> [WHAT YOU SHOULD DO] In the records below, find each line with the word "coefficient" and copy it.

> [EXTRACTED ENTRIES]
_ _ _ _ _

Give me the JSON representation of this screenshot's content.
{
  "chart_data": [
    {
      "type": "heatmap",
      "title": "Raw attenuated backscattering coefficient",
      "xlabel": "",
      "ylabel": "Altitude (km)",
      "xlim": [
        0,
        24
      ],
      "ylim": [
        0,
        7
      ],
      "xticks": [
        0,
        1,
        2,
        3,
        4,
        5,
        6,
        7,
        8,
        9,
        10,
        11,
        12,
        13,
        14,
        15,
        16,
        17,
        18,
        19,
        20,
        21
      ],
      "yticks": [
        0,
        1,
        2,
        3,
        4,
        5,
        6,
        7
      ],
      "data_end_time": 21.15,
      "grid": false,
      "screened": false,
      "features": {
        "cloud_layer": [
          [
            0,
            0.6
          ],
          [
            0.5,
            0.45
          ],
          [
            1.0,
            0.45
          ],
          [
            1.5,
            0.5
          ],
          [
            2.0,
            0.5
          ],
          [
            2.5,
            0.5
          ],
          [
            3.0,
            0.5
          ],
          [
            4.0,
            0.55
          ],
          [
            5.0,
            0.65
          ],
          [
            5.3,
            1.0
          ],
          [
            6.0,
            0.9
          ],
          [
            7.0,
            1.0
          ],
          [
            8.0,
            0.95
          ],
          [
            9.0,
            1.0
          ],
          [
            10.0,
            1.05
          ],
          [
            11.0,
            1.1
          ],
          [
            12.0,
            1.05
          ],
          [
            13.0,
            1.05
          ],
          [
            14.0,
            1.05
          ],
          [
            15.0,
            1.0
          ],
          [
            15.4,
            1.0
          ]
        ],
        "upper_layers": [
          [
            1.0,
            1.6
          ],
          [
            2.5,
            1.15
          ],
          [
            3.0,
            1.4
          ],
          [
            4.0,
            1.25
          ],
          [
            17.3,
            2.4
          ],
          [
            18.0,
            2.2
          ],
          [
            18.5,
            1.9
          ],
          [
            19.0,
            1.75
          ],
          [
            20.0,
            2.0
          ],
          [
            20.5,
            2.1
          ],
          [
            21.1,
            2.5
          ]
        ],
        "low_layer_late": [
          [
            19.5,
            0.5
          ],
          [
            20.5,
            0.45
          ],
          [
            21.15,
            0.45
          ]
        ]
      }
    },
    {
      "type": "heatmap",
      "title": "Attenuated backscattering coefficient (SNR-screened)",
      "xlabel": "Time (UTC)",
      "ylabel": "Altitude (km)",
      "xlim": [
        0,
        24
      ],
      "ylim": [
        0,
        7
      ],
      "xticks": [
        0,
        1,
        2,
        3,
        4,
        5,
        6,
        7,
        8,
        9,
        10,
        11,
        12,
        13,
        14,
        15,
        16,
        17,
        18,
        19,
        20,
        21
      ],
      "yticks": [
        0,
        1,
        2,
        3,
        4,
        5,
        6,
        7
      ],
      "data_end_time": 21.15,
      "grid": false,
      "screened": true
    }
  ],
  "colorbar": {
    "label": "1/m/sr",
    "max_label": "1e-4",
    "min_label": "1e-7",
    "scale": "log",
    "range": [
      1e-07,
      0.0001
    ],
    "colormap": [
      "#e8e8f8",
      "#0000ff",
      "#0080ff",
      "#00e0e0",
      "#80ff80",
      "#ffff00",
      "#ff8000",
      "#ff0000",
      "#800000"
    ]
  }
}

_ _ _ _ _

> [ANSWER TO THE TASK]
      "title": "Raw attenuated backscattering coefficient",
      "title": "Attenuated backscattering coefficient (SNR-screened)",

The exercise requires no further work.